▶ _WHAT NEEDS TO BE DONE_
Each line of the material below should be reproduced exactly.

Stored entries
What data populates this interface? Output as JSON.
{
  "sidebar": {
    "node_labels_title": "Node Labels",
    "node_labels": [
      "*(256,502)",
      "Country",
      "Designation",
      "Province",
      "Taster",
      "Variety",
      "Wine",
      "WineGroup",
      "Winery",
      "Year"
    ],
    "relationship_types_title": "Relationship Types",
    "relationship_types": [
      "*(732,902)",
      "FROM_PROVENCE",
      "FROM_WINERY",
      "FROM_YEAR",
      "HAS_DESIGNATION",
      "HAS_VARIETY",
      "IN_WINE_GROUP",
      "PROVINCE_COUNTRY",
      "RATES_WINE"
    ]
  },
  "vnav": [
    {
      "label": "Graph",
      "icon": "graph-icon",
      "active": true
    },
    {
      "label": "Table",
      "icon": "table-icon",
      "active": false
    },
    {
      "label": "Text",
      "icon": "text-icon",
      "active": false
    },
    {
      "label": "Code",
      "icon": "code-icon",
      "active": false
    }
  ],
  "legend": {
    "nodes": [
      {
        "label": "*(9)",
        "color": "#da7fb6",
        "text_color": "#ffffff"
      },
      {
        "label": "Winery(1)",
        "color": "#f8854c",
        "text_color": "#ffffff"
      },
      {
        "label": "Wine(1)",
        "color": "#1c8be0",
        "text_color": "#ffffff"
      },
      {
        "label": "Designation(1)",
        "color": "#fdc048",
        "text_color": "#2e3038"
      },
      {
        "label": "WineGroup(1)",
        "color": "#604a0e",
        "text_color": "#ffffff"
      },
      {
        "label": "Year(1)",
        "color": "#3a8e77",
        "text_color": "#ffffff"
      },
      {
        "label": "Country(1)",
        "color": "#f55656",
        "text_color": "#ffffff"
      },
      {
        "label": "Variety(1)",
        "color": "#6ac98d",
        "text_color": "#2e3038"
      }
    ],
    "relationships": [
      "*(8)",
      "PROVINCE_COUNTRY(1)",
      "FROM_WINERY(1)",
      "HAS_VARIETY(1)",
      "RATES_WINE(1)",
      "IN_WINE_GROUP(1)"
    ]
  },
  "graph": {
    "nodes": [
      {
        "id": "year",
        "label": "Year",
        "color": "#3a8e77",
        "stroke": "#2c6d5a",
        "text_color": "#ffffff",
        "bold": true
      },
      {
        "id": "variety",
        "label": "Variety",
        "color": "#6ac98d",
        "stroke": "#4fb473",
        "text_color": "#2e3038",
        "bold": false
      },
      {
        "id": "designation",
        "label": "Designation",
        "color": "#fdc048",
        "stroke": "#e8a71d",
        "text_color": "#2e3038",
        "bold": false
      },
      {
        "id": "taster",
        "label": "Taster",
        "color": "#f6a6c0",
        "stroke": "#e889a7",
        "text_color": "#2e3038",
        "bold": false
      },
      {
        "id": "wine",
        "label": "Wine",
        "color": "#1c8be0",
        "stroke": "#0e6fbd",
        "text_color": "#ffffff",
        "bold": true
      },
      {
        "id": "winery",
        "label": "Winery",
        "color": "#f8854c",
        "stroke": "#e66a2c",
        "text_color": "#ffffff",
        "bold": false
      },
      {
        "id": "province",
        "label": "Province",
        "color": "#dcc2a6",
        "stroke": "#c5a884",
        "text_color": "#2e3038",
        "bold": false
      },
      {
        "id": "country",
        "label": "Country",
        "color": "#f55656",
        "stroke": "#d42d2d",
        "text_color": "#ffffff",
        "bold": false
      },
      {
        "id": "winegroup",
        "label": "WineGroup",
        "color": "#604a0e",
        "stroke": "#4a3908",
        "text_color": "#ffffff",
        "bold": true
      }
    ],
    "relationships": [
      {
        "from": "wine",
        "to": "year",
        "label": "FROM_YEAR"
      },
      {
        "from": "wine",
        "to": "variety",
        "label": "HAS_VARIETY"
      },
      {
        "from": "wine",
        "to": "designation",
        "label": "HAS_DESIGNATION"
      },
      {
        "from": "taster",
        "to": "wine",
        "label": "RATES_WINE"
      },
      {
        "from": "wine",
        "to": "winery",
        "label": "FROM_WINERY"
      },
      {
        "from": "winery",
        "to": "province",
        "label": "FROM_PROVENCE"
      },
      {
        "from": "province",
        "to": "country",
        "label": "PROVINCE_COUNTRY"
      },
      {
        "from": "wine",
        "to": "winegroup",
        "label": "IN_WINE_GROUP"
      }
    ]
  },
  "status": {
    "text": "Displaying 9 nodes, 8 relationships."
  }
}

▶ _SOLUTION BELOW_
What data populates this interface? Output as JSON.
{
  "sidebar": {
    "node_labels_title": "Node Labels",
    "node_labels": [
      "*(256,502)",
      "Country",
      "Designation",
      "Province",
      "Taster",
      "Variety",
      "Wine",
      "WineGroup",
      "Winery",
      "Year"
    ],
    "relationship_types_title": "Relationship Types",
    "relationship_types": [
      "*(732,902)",
      "FROM_PROVENCE",
      "FROM_WINERY",
      "FROM_YEAR",
      "HAS_DESIGNATION",
      "HAS_VARIETY",
      "IN_WINE_GROUP",
      "PROVINCE_COUNTRY",
      "RATES_WINE"
    ]
  },
  "vnav": [
    {
      "label": "Graph",
      "icon": "graph-icon",
      "active": true
    },
    {
      "label": "Table",
      "icon": "table-icon",
      "active": false
    },
    {
      "label": "Text",
      "icon": "text-icon",
      "active": false
    },
    {
      "label": "Code",
      "icon": "code-icon",
      "active": false
    }
  ],
  "legend": {
    "nodes": [
      {
        "label": "*(9)",
        "color": "#da7fb6",
        "text_color": "#ffffff"
      },
      {
        "label": "Winery(1)",
        "color": "#f8854c",
        "text_color": "#ffffff"
      },
      {
        "label": "Wine(1)",
        "color": "#1c8be0",
        "text_color": "#ffffff"
      },
      {
        "label": "Designation(1)",
        "color": "#fdc048",
        "text_color": "#2e3038"
      },
      {
        "label": "WineGroup(1)",
        "color": "#604a0e",
        "text_color": "#ffffff"
      },
      {
        "label": "Year(1)",
        "color": "#3a8e77",
        "text_color": "#ffffff"
      },
      {
        "label": "Country(1)",
        "color": "#f55656",
        "text_color": "#ffffff"
      },
      {
        "label": "Variety(1)",
        "color": "#6ac98d",
        "text_color": "#2e3038"
      }
    ],
    "relationships": [
      "*(8)",
      "PROVINCE_COUNTRY(1)",
      "FROM_WINERY(1)",
      "HAS_VARIETY(1)",
      "RATES_WINE(1)",
      "IN_WINE_GROUP(1)"
    ]
  },
  "graph": {
    "nodes": [
      {
        "id": "year",
        "label": "Year",
        "color": "#3a8e77",
        "stroke": "#2c6d5a",
        "text_color": "#ffffff",
        "bold": true
      },
      {
        "id": "variety",
        "label": "Variety",
        "color": "#6ac98d",
        "stroke": "#4fb473",
        "text_color": "#2e3038",
        "bold": false
      },
      {
        "id": "designation",
        "label": "Designation",
        "color": "#fdc048",
        "stroke": "#e8a71d",
        "text_color": "#2e3038",
        "bold": false
      },
      {
        "id": "taster",
        "label": "Taster",
        "color": "#f6a6c0",
        "stroke": "#e889a7",
        "text_color": "#2e3038",
        "bold": false
      },
      {
        "id": "wine",
        "label": "Wine",
        "color": "#1c8be0",
        "stroke": "#0e6fbd",
        "text_color": "#ffffff",
        "bold": true
      },
      {
        "id": "winery",
        "label": "Winery",
        "color": "#f8854c",
        "stroke": "#e66a2c",
        "text_color": "#ffffff",
        "bold": false
      },
      {
        "id": "province",
        "label": "Province",
        "color": "#dcc2a6",
        "stroke": "#c5a884",
        "text_color": "#2e3038",
        "bold": false
      },
      {
        "id": "country",
        "label": "Country",
        "color": "#f55656",
        "stroke": "#d42d2d",
        "text_color": "#ffffff",
        "bold": false
      },
      {
        "id": "winegroup",
        "label": "WineGroup",
        "color": "#604a0e",
        "stroke": "#4a3908",
        "text_color": "#ffffff",
        "bold": true
      }
    ],
    "relationships": [
      {
        "from": "wine",
        "to": "year",
        "label": "FROM_YEAR"
      },
      {
        "from": "wine",
        "to": "variety",
        "label": "HAS_VARIETY"
      },
      {
        "from": "wine",
        "to": "designation",
        "label": "HAS_DESIGNATION"
      },
      {
        "from": "taster",
        "to": "wine",
        "label": "RATES_WINE"
      },
      {
        "from": "wine",
        "to": "winery",
        "label": "FROM_WINERY"
      },
      {
        "from": "winery",
        "to": "province",
        "label": "FROM_PROVENCE"
      },
      {
        "from": "province",
        "to": "country",
        "label": "PROVINCE_COUNTRY"
      },
      {
        "from": "wine",
        "to": "winegroup",
        "label": "IN_WINE_GROUP"
      }
    ]
  },
  "status": {
    "text": "Displaying 9 nodes, 8 relationships."
  }
}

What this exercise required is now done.